→ WHAT IS EXPECTED:
Please lay out the material below as a Markdown table with the columns Row and Line, starting at the first line and ending at the line containing "chart-title: PREC_F, WPAC_18S-18N", both included, with blank lines left out.
----- RECORD LIST -----
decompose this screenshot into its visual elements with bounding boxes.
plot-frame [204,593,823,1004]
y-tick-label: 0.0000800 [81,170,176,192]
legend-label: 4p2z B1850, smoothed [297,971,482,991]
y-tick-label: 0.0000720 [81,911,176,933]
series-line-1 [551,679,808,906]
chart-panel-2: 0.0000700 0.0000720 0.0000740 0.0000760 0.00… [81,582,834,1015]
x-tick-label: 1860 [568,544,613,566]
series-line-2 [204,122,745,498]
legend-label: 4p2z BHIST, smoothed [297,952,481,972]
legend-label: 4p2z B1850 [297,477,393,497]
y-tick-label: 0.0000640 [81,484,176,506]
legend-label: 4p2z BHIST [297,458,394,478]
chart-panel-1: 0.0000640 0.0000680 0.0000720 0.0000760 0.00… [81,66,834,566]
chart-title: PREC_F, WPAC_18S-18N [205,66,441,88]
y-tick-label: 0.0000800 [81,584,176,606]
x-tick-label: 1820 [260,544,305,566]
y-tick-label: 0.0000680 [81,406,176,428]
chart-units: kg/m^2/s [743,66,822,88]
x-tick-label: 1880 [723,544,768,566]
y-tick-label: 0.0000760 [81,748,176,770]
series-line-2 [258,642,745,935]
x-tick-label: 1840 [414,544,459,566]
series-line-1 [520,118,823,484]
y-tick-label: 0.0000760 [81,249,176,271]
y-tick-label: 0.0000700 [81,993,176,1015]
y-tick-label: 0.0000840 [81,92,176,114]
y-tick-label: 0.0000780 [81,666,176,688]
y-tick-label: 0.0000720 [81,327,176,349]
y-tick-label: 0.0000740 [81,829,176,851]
-----
→ OUTPUT BELOW:
| Row | Line |
|---|---|
| 1 | decompose this screenshot into its visual elements with bounding boxes. |
| 2 | plot-frame [204,593,823,1004] |
| 3 | y-tick-label: 0.0000800 [81,170,176,192] |
| 4 | legend-label: 4p2z B1850, smoothed [297,971,482,991] |
| 5 | y-tick-label: 0.0000720 [81,911,176,933] |
| 6 | series-line-1 [551,679,808,906] |
| 7 | chart-panel-2: 0.0000700 0.0000720 0.0000740 0.0000760 0.00… [81,582,834,1015] |
| 8 | x-tick-label: 1860 [568,544,613,566] |
| 9 | series-line-2 [204,122,745,498] |
| 10 | legend-label: 4p2z BHIST, smoothed [297,952,481,972] |
| 11 | legend-label: 4p2z B1850 [297,477,393,497] |
| 12 | y-tick-label: 0.0000640 [81,484,176,506] |
| 13 | legend-label: 4p2z BHIST [297,458,394,478] |
| 14 | chart-panel-1: 0.0000640 0.0000680 0.0000720 0.0000760 0.00… [81,66,834,566] |
| 15 | chart-title: PREC_F, WPAC_18S-18N [205,66,441,88] |